### What is needed
The data below should be restated word for word, with every picture omitted.

### Dataset items
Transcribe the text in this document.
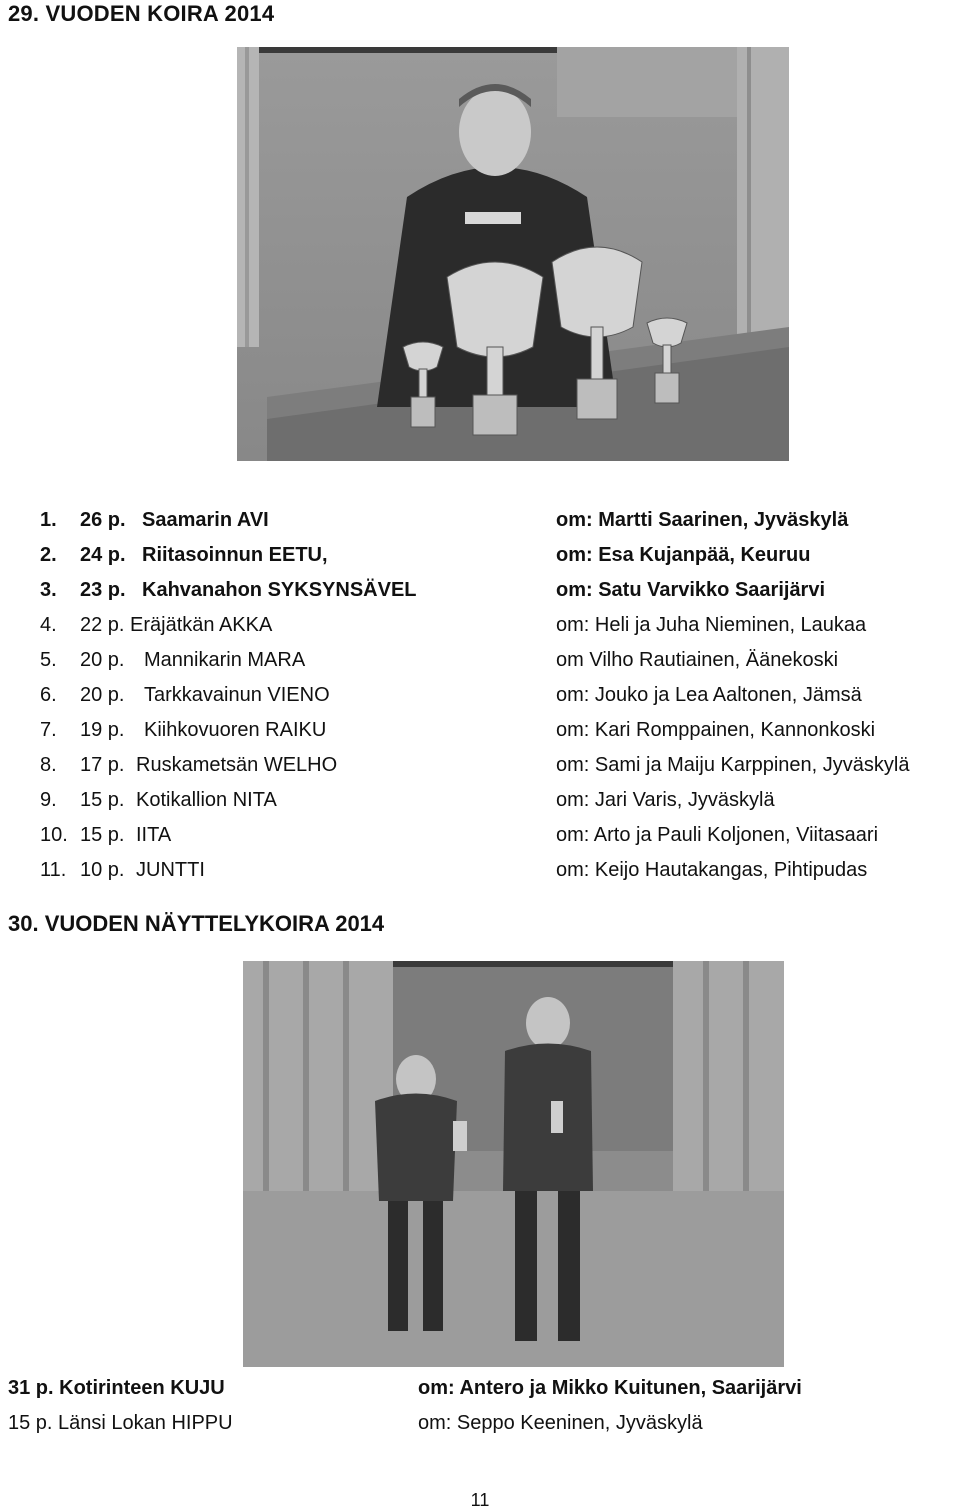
29. VUODEN KOIRA 2014
1. 26 p. Saamarin AVI	om: Martti Saarinen, Jyväskylä
2. 24 p. Riitasoinnun EETU,	om: Esa Kujanpää, Keuruu
3. 23 p. Kahvanahon SYKSYNSÄVEL	om: Satu Varvikko Saarijärvi
4. 22 p. Eräjätkän AKKA	om: Heli ja Juha Nieminen, Laukaa
5. 20 p. Mannikarin MARA	om Vilho Rautiainen, Äänekoski
6. 20 p. Tarkkavainun VIENO	om: Jouko ja Lea Aaltonen, Jämsä
7. 19 p. Kiihkovuoren RAIKU	om: Kari Romppainen, Kannonkoski
8. 17 p. Ruskametsän WELHO	om: Sami ja Maiju Karppinen, Jyväskylä
9. 15 p. Kotikallion NITA	om: Jari Varis, Jyväskylä
10. 15 p. IITA	om: Arto ja Pauli Koljonen, Viitasaari
11. 10 p. JUNTTI	om: Keijo Hautakangas, Pihtipudas
30. VUODEN NÄYTTELYKOIRA 2014
31 p. Kotirinteen KUJU	om: Antero ja Mikko Kuitunen, Saarijärvi
15 p. Länsi Lokan HIPPU	om: Seppo Keeninen, Jyväskylä
11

### Output of the task
Transcribe the text in this document.
29. VUODEN KOIRA 2014
1. 26 p. Saamarin AVI	om: Martti Saarinen, Jyväskylä
2. 24 p. Riitasoinnun EETU,	om: Esa Kujanpää, Keuruu
3. 23 p. Kahvanahon SYKSYNSÄVEL	om: Satu Varvikko Saarijärvi
4. 22 p. Eräjätkän AKKA	om: Heli ja Juha Nieminen, Laukaa
5. 20 p. Mannikarin MARA	om Vilho Rautiainen, Äänekoski
6. 20 p. Tarkkavainun VIENO	om: Jouko ja Lea Aaltonen, Jämsä
7. 19 p. Kiihkovuoren RAIKU	om: Kari Romppainen, Kannonkoski
8. 17 p. Ruskametsän WELHO	om: Sami ja Maiju Karppinen, Jyväskylä
9. 15 p. Kotikallion NITA	om: Jari Varis, Jyväskylä
10. 15 p. IITA	om: Arto ja Pauli Koljonen, Viitasaari
11. 10 p. JUNTTI	om: Keijo Hautakangas, Pihtipudas
30. VUODEN NÄYTTELYKOIRA 2014
31 p. Kotirinteen KUJU	om: Antero ja Mikko Kuitunen, Saarijärvi
15 p. Länsi Lokan HIPPU	om: Seppo Keeninen, Jyväskylä
11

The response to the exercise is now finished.